_EXERCISE DESCRIPTION_: Find the word "Native" in the data. Return every line where it appears.

_DATA_:
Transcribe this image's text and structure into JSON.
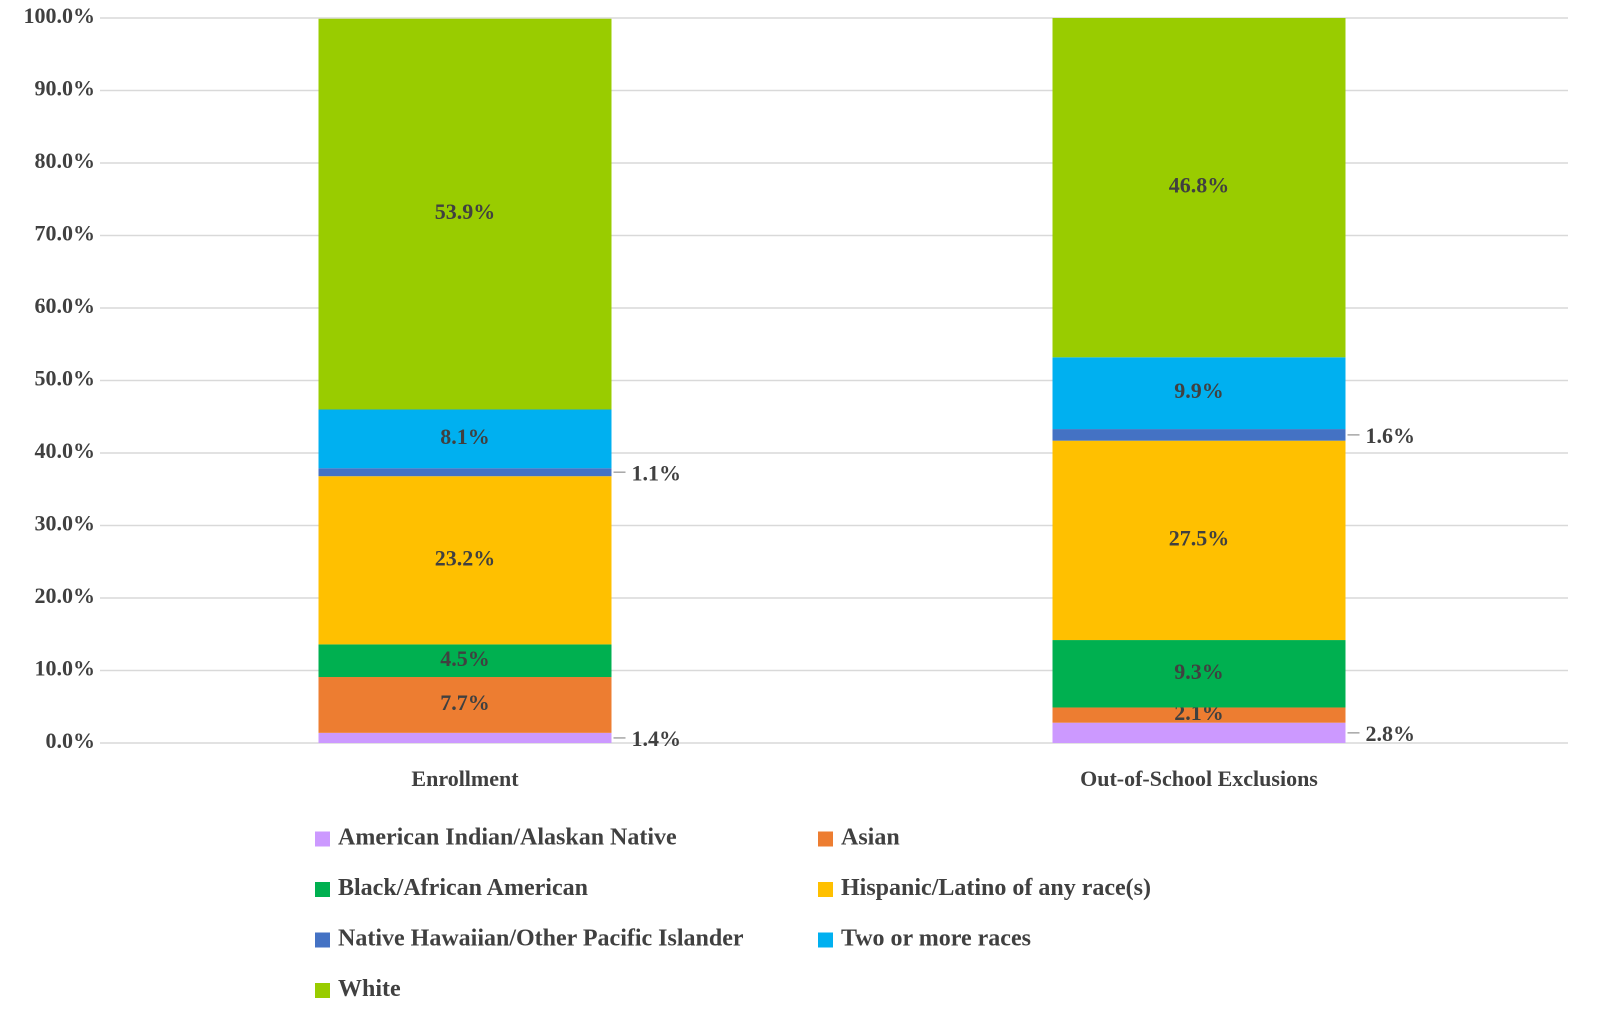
{
  "chart_data": {
    "type": "stacked_bar",
    "categories": [
      "Enrollment",
      "Out-of-School Exclusions"
    ],
    "series": [
      {
        "name": "American Indian/Alaskan Native",
        "color": "#cc99ff",
        "values": [
          1.4,
          2.8
        ],
        "value_labels": [
          "1.4%",
          "2.8%"
        ],
        "label_position": "outside"
      },
      {
        "name": "Asian",
        "color": "#ed7d31",
        "values": [
          7.7,
          2.1
        ],
        "value_labels": [
          "7.7%",
          "2.1%"
        ]
      },
      {
        "name": "Black/African American",
        "color": "#00b050",
        "values": [
          4.5,
          9.3
        ],
        "value_labels": [
          "4.5%",
          "9.3%"
        ]
      },
      {
        "name": "Hispanic/Latino of any race(s)",
        "color": "#ffc000",
        "values": [
          23.2,
          27.5
        ],
        "value_labels": [
          "23.2%",
          "27.5%"
        ]
      },
      {
        "name": "Native Hawaiian/Other Pacific Islander",
        "color": "#4472c4",
        "values": [
          1.1,
          1.6
        ],
        "value_labels": [
          "1.1%",
          "1.6%"
        ],
        "label_position": "outside"
      },
      {
        "name": "Two or more races",
        "color": "#00b0f0",
        "values": [
          8.1,
          9.9
        ],
        "value_labels": [
          "8.1%",
          "9.9%"
        ]
      },
      {
        "name": "White",
        "color": "#99cc00",
        "values": [
          53.9,
          46.8
        ],
        "value_labels": [
          "53.9%",
          "46.8%"
        ]
      }
    ],
    "ylim": [
      0,
      100
    ],
    "yticks": [
      {
        "value": 0,
        "label": "0.0%"
      },
      {
        "value": 10,
        "label": "10.0%"
      },
      {
        "value": 20,
        "label": "20.0%"
      },
      {
        "value": 30,
        "label": "30.0%"
      },
      {
        "value": 40,
        "label": "40.0%"
      },
      {
        "value": 50,
        "label": "50.0%"
      },
      {
        "value": 60,
        "label": "60.0%"
      },
      {
        "value": 70,
        "label": "70.0%"
      },
      {
        "value": 80,
        "label": "80.0%"
      },
      {
        "value": 90,
        "label": "90.0%"
      },
      {
        "value": 100,
        "label": "100.0%"
      }
    ],
    "grid": true,
    "legend": "bottom"
  }
}
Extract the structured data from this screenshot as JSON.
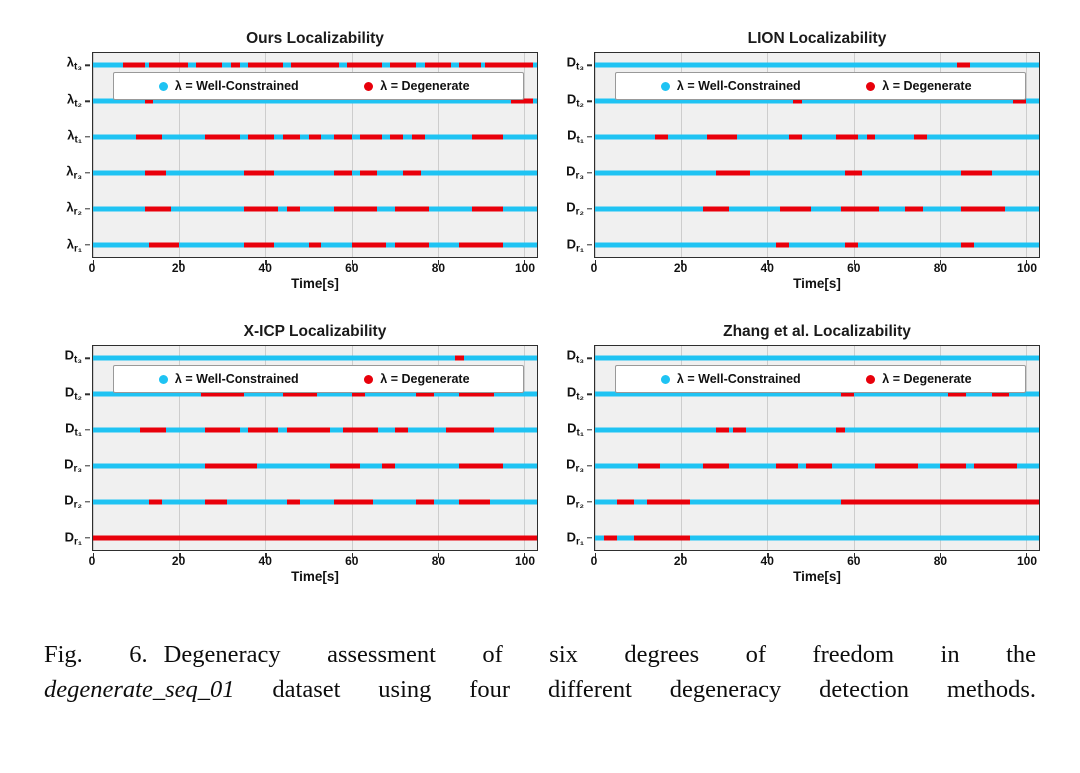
{
  "colors": {
    "well_constrained": "#1fc3f3",
    "degenerate": "#e8000b",
    "plot_background": "#f0f0f0",
    "gridline": "#cdcdcd"
  },
  "caption": {
    "fig_label": "Fig. 6.",
    "text_before_italic": "Degeneracy assessment of six degrees of freedom in the",
    "italic_term": "degenerate_seq_01",
    "text_after_italic": "dataset using four different degeneracy detection methods."
  },
  "chart_data": [
    {
      "type": "timeline",
      "title": "Ours Localizability",
      "xlabel": "Time[s]",
      "xticks": [
        0,
        20,
        40,
        60,
        80,
        100
      ],
      "xlim": [
        0,
        103
      ],
      "legend": [
        "λ = Well-Constrained",
        "λ = Degenerate"
      ],
      "legend_colors": [
        "#1fc3f3",
        "#e8000b"
      ],
      "rows": [
        {
          "label": "λ",
          "sub": "t₃",
          "degenerate_intervals": [
            [
              7,
              12
            ],
            [
              13,
              22
            ],
            [
              24,
              30
            ],
            [
              32,
              34
            ],
            [
              36,
              44
            ],
            [
              46,
              57
            ],
            [
              59,
              67
            ],
            [
              69,
              75
            ],
            [
              77,
              83
            ],
            [
              85,
              90
            ],
            [
              91,
              102
            ]
          ]
        },
        {
          "label": "λ",
          "sub": "t₂",
          "degenerate_intervals": [
            [
              12,
              14
            ],
            [
              97,
              102
            ]
          ]
        },
        {
          "label": "λ",
          "sub": "t₁",
          "degenerate_intervals": [
            [
              10,
              16
            ],
            [
              26,
              34
            ],
            [
              36,
              42
            ],
            [
              44,
              48
            ],
            [
              50,
              53
            ],
            [
              56,
              60
            ],
            [
              62,
              67
            ],
            [
              69,
              72
            ],
            [
              74,
              77
            ],
            [
              88,
              95
            ]
          ]
        },
        {
          "label": "λ",
          "sub": "r₃",
          "degenerate_intervals": [
            [
              12,
              17
            ],
            [
              35,
              42
            ],
            [
              56,
              60
            ],
            [
              62,
              66
            ],
            [
              72,
              76
            ]
          ]
        },
        {
          "label": "λ",
          "sub": "r₂",
          "degenerate_intervals": [
            [
              12,
              18
            ],
            [
              35,
              43
            ],
            [
              45,
              48
            ],
            [
              56,
              66
            ],
            [
              70,
              78
            ],
            [
              88,
              95
            ]
          ]
        },
        {
          "label": "λ",
          "sub": "r₁",
          "degenerate_intervals": [
            [
              13,
              20
            ],
            [
              35,
              42
            ],
            [
              50,
              53
            ],
            [
              60,
              68
            ],
            [
              70,
              78
            ],
            [
              85,
              95
            ]
          ]
        }
      ]
    },
    {
      "type": "timeline",
      "title": "LION Localizability",
      "xlabel": "Time[s]",
      "xticks": [
        0,
        20,
        40,
        60,
        80,
        100
      ],
      "xlim": [
        0,
        103
      ],
      "legend": [
        "λ = Well-Constrained",
        "λ = Degenerate"
      ],
      "legend_colors": [
        "#1fc3f3",
        "#e8000b"
      ],
      "rows": [
        {
          "label": "D",
          "sub": "t₃",
          "degenerate_intervals": [
            [
              84,
              87
            ]
          ]
        },
        {
          "label": "D",
          "sub": "t₂",
          "degenerate_intervals": [
            [
              46,
              48
            ],
            [
              97,
              100
            ]
          ]
        },
        {
          "label": "D",
          "sub": "t₁",
          "degenerate_intervals": [
            [
              14,
              17
            ],
            [
              26,
              33
            ],
            [
              45,
              48
            ],
            [
              56,
              61
            ],
            [
              63,
              65
            ],
            [
              74,
              77
            ]
          ]
        },
        {
          "label": "D",
          "sub": "r₃",
          "degenerate_intervals": [
            [
              28,
              36
            ],
            [
              58,
              62
            ],
            [
              85,
              92
            ]
          ]
        },
        {
          "label": "D",
          "sub": "r₂",
          "degenerate_intervals": [
            [
              25,
              31
            ],
            [
              43,
              50
            ],
            [
              57,
              66
            ],
            [
              72,
              76
            ],
            [
              85,
              95
            ]
          ]
        },
        {
          "label": "D",
          "sub": "r₁",
          "degenerate_intervals": [
            [
              42,
              45
            ],
            [
              58,
              61
            ],
            [
              85,
              88
            ]
          ]
        }
      ]
    },
    {
      "type": "timeline",
      "title": "X-ICP Localizability",
      "xlabel": "Time[s]",
      "xticks": [
        0,
        20,
        40,
        60,
        80,
        100
      ],
      "xlim": [
        0,
        103
      ],
      "legend": [
        "λ = Well-Constrained",
        "λ = Degenerate"
      ],
      "legend_colors": [
        "#1fc3f3",
        "#e8000b"
      ],
      "rows": [
        {
          "label": "D",
          "sub": "t₃",
          "degenerate_intervals": [
            [
              84,
              86
            ]
          ]
        },
        {
          "label": "D",
          "sub": "t₂",
          "degenerate_intervals": [
            [
              25,
              35
            ],
            [
              44,
              52
            ],
            [
              60,
              63
            ],
            [
              75,
              79
            ],
            [
              85,
              93
            ]
          ]
        },
        {
          "label": "D",
          "sub": "t₁",
          "degenerate_intervals": [
            [
              11,
              17
            ],
            [
              26,
              34
            ],
            [
              36,
              43
            ],
            [
              45,
              55
            ],
            [
              58,
              66
            ],
            [
              70,
              73
            ],
            [
              82,
              93
            ]
          ]
        },
        {
          "label": "D",
          "sub": "r₃",
          "degenerate_intervals": [
            [
              26,
              38
            ],
            [
              55,
              62
            ],
            [
              67,
              70
            ],
            [
              85,
              95
            ]
          ]
        },
        {
          "label": "D",
          "sub": "r₂",
          "degenerate_intervals": [
            [
              13,
              16
            ],
            [
              26,
              31
            ],
            [
              45,
              48
            ],
            [
              56,
              65
            ],
            [
              75,
              79
            ],
            [
              85,
              92
            ]
          ]
        },
        {
          "label": "D",
          "sub": "r₁",
          "degenerate_intervals": [
            [
              0,
              103
            ]
          ]
        }
      ]
    },
    {
      "type": "timeline",
      "title": "Zhang et al. Localizability",
      "xlabel": "Time[s]",
      "xticks": [
        0,
        20,
        40,
        60,
        80,
        100
      ],
      "xlim": [
        0,
        103
      ],
      "legend": [
        "λ = Well-Constrained",
        "λ = Degenerate"
      ],
      "legend_colors": [
        "#1fc3f3",
        "#e8000b"
      ],
      "rows": [
        {
          "label": "D",
          "sub": "t₃",
          "degenerate_intervals": []
        },
        {
          "label": "D",
          "sub": "t₂",
          "degenerate_intervals": [
            [
              57,
              60
            ],
            [
              82,
              86
            ],
            [
              92,
              96
            ]
          ]
        },
        {
          "label": "D",
          "sub": "t₁",
          "degenerate_intervals": [
            [
              28,
              31
            ],
            [
              32,
              35
            ],
            [
              56,
              58
            ]
          ]
        },
        {
          "label": "D",
          "sub": "r₃",
          "degenerate_intervals": [
            [
              10,
              15
            ],
            [
              25,
              31
            ],
            [
              42,
              47
            ],
            [
              49,
              55
            ],
            [
              65,
              75
            ],
            [
              80,
              86
            ],
            [
              88,
              98
            ]
          ]
        },
        {
          "label": "D",
          "sub": "r₂",
          "degenerate_intervals": [
            [
              5,
              9
            ],
            [
              12,
              22
            ],
            [
              57,
              103
            ]
          ]
        },
        {
          "label": "D",
          "sub": "r₁",
          "degenerate_intervals": [
            [
              2,
              5
            ],
            [
              9,
              22
            ]
          ]
        }
      ]
    }
  ]
}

_OUTPUT BELOW_:
        "name": "American Indian/Alaskan Native",
        "name": "Native Hawaiian/Other Pacific Islander",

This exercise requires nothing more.